> [Exercise task 1]
Rewrite the patent records below, replacing "sectional view" with "cross-section view" and leaving everything else unchanged.

> [Text block]

===============

There are many ways to ink your manga, take Inoue Takehiko sensei for example, he uses ONLY Chinese brush for his inking in Vagabond, but of course, this is what I call - the expert level, so for us, let's forget about using Chinese brush alright? We'll stick with our good old Dip Pens and Fine Point Pens for our manga work!

Technically, there are two ways of inking:
You can ink your manga using long smooth lines, the good thing is this can be very time saving BUT provided that you have very good control.

Another way you can ink your manga is by building up your lines using short repetitive strokes, almost like how you do with your pencil sketch.
How to build up lines with short repetitive strokes:

This will help prevent shaky inking but it is not suitable if you're preparing a full colour work because this way of inking tend to build up thicker lines.

Basic Drawing In Manga Style

You may be asking now, how to draw a face? How to draw a dog? How to draw a car? How to draw a building? And the list could go on forever.
Well, it's not that hard y'know, all these can be done with a little more practice, a little more observation, a little more studies, and the key element - by first understanding the skeletal structure of anything and everything that you're trying to draw in your manga.

Skeletal Structure Concept:

By skeletal structure, I'm not asking you to draw a skeleton in your manga. What I mean here is the basic frameworks or shapes that gives an object its outlook. For an example, a book can be drawn by first sketching out a rectangular cube, which is the skeletal structure of a book:

No matter it is an open book or a closed one, the skeletal structure remains the same, which is the rectangular cube. Meaning, I can draw anything in my manga as long as I've got the grasp over the basic shape of the object that I'm drawing.
So with the skeletal structure concept in mind, let's move on to drawing complex objects!

Manga Drawing Process: Inserting Text

You have two ways of doing this - using computer with software tool or you can just ask your publisher to do this for you.

In Malaysia (don't know about other countries), the text inserting procedure is usually being done by the publishers, what you do is that you write your texts on a tracing paper, the positioning of the text is on the exact location you want it to be placed on your manga. Then you clip the tracing paper together with your manga (or just put them together in an envelope) and send to your publisher, who will do the rest for you.
It is wise to mark the page number at the bottom of your tracing paper to make life easier for the publisher to identify which tracing paper is for which manga page.

You may also edit the texts yourself using your computer, just install an editing tool such as the Adobe Photoshop, or if you think it's too expensive just use your Paint program that is readily installed in your computer. Of course, you don't really have much variety for the text font using the Paint program.

Photoshop or other significant software tool however, is much more user-friendly, you can download other font design if you're not satisfy with those that are already available in your directory. You can also play around with their font editing tools or even insert other textures, making your texts more interesting than ever. And the best feature provided, in my point of view, is the layer tool, with this you can write your texts on a separate, overlapping layer. So if you're using Photoshop to insert your texts - exploit the ussage of the layer tool!

===============

> [Data for the task]
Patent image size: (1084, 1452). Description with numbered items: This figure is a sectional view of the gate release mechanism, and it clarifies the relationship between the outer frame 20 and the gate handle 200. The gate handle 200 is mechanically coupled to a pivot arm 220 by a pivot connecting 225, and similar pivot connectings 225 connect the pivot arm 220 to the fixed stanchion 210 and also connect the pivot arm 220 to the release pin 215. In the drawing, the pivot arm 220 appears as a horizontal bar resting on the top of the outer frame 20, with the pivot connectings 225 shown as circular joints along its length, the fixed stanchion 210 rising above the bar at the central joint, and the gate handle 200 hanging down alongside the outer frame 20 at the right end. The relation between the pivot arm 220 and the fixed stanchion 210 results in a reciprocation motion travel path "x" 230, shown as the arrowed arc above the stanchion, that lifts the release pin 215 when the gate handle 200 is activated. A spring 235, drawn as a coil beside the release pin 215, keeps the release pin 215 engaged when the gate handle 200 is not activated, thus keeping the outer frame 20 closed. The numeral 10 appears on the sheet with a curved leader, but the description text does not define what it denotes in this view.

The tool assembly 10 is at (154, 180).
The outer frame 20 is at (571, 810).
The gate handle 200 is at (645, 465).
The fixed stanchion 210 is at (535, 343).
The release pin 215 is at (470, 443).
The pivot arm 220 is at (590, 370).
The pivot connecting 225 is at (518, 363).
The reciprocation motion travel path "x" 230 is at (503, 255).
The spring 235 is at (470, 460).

===============

> [Exercise task 2]
From the manga tutorial above, copy word for word the passage that begins at "In Malaysia (don't" and stops after "rest for you.".

> [Complete answer 1]
Patent image size: (1084, 1452). Description with numbered items: This figure is a cross-section view of the gate release mechanism, and it clarifies the relationship between the outer frame 20 and the gate handle 200. The gate handle 200 is mechanically coupled to a pivot arm 220 by a pivot connecting 225, and similar pivot connectings 225 connect the pivot arm 220 to the fixed stanchion 210 and also connect the pivot arm 220 to the release pin 215. In the drawing, the pivot arm 220 appears as a horizontal bar resting on the top of the outer frame 20, with the pivot connectings 225 shown as circular joints along its length, the fixed stanchion 210 rising above the bar at the central joint, and the gate handle 200 hanging down alongside the outer frame 20 at the right end. The relation between the pivot arm 220 and the fixed stanchion 210 results in a reciprocation motion travel path "x" 230, shown as the arrowed arc above the stanchion, that lifts the release pin 215 when the gate handle 200 is activated. A spring 235, drawn as a coil beside the release pin 215, keeps the release pin 215 engaged when the gate handle 200 is not activated, thus keeping the outer frame 20 closed. The numeral 10 appears on the sheet with a curved leader, but the description text does not define what it denotes in this view.

The tool assembly 10 is at (154, 180).
The outer frame 20 is at (571, 810).
The gate handle 200 is at (645, 465).
The fixed stanchion 210 is at (535, 343).
The release pin 215 is at (470, 443).
The pivot arm 220 is at (590, 370).
The pivot connecting 225 is at (518, 363).
The reciprocation motion travel path "x" 230 is at (503, 255).
The spring 235 is at (470, 460).

> [Complete answer 2]
In Malaysia (don't know about other countries), the text inserting procedure is usually being done by the publishers, what you do is that you write your texts on a tracing paper, the positioning of the text is on the exact location you want it to be placed on your manga. Then you clip the tracing paper together with your manga (or just put them together in an envelope) and send to your publisher, who will do the rest for you.